Give the number of lines in this listing that contain the word "filter", and nothing else.
########
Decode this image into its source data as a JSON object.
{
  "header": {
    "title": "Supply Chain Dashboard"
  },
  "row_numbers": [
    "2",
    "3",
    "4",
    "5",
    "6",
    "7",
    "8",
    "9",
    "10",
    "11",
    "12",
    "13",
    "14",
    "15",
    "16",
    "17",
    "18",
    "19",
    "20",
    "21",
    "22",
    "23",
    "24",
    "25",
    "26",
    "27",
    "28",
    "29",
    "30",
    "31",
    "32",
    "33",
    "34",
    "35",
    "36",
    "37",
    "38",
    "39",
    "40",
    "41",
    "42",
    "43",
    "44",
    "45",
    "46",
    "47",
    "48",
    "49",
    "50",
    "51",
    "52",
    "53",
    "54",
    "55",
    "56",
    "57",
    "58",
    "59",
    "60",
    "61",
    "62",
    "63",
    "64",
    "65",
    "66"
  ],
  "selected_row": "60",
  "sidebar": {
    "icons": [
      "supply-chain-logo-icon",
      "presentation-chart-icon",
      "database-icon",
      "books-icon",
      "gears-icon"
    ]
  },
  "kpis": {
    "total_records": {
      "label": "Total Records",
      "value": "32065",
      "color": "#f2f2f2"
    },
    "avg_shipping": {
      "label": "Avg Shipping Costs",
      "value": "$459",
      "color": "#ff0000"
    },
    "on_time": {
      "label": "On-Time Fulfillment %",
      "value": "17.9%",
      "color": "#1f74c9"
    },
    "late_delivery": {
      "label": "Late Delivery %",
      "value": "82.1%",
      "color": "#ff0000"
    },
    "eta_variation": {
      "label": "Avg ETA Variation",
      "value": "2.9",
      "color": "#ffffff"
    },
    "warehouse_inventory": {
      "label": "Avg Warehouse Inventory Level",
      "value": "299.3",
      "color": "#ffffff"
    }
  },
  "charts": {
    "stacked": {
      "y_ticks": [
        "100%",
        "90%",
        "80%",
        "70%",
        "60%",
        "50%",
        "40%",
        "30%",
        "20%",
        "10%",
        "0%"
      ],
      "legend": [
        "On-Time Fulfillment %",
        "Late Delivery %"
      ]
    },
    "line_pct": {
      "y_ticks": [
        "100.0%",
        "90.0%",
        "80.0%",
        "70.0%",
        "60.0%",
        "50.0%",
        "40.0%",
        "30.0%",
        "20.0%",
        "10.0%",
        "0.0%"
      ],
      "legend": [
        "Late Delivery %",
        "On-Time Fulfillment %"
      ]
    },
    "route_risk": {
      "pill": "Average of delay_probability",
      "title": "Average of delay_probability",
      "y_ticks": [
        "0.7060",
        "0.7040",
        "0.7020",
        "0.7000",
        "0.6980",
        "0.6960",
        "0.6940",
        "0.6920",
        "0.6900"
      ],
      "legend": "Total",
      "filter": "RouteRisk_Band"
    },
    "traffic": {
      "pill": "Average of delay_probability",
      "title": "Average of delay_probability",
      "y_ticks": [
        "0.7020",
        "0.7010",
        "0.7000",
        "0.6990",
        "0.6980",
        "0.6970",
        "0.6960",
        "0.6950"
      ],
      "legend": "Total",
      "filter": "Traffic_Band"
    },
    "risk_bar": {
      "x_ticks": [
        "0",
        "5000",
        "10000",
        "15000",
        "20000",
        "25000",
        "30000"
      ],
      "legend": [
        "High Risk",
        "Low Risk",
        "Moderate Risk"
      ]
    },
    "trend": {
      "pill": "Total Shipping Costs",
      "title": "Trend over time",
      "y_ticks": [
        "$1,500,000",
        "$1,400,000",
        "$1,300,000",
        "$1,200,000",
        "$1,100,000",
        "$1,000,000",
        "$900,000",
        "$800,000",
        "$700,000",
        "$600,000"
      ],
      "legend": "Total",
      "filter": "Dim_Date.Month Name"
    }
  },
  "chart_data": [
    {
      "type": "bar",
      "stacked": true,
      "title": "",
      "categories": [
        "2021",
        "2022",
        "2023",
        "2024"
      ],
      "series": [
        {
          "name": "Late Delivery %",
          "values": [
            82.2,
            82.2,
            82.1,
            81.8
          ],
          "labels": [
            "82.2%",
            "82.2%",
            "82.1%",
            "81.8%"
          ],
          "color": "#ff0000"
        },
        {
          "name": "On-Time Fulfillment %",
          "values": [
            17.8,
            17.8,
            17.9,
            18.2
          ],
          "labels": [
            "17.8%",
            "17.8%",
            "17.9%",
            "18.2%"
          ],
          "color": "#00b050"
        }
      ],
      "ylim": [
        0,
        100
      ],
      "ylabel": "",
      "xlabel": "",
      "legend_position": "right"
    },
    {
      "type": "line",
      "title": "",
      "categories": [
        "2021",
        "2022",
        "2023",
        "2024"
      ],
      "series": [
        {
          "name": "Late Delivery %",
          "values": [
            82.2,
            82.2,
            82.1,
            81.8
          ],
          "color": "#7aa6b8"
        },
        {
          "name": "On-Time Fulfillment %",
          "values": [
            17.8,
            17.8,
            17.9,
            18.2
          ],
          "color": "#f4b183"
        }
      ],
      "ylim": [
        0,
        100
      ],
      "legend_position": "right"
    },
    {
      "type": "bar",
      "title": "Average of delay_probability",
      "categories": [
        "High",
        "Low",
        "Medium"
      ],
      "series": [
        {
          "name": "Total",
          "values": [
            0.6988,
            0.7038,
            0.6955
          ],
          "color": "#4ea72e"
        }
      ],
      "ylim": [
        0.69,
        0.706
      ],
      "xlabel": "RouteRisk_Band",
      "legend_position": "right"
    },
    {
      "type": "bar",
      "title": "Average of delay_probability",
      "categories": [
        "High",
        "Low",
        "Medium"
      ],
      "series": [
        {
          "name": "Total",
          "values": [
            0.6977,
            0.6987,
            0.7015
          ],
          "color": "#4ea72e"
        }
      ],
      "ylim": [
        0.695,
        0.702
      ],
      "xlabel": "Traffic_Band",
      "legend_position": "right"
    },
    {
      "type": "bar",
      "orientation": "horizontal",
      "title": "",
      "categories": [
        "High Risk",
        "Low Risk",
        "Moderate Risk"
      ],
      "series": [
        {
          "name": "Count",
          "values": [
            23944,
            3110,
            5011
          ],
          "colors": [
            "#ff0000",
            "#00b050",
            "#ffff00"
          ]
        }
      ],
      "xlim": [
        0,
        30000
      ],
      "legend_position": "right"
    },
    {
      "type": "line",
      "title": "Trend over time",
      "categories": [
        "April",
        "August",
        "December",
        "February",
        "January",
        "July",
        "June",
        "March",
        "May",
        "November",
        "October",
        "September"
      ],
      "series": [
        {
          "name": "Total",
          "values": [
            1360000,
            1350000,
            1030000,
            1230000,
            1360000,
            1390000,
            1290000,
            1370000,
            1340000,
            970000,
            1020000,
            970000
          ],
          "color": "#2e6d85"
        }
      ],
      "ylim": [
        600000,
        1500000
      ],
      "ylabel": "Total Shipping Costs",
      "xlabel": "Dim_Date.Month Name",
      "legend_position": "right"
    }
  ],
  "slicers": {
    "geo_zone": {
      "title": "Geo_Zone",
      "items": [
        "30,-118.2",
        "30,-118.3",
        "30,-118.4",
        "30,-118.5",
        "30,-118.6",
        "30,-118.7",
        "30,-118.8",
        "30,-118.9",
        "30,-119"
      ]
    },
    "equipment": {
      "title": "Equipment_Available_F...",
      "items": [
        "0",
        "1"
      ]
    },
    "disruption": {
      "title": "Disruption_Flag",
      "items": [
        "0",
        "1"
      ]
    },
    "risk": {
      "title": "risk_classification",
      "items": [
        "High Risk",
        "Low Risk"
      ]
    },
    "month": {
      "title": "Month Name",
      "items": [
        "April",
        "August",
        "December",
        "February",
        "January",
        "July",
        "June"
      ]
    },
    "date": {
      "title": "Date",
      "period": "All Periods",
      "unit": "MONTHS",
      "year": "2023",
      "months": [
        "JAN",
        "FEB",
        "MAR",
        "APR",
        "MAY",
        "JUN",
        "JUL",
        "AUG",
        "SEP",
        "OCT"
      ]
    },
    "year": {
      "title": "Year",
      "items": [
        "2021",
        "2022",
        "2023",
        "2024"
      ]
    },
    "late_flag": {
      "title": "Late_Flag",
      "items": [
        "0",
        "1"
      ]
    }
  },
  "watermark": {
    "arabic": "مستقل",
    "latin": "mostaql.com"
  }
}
########
◆ WORKED ANSWER:
3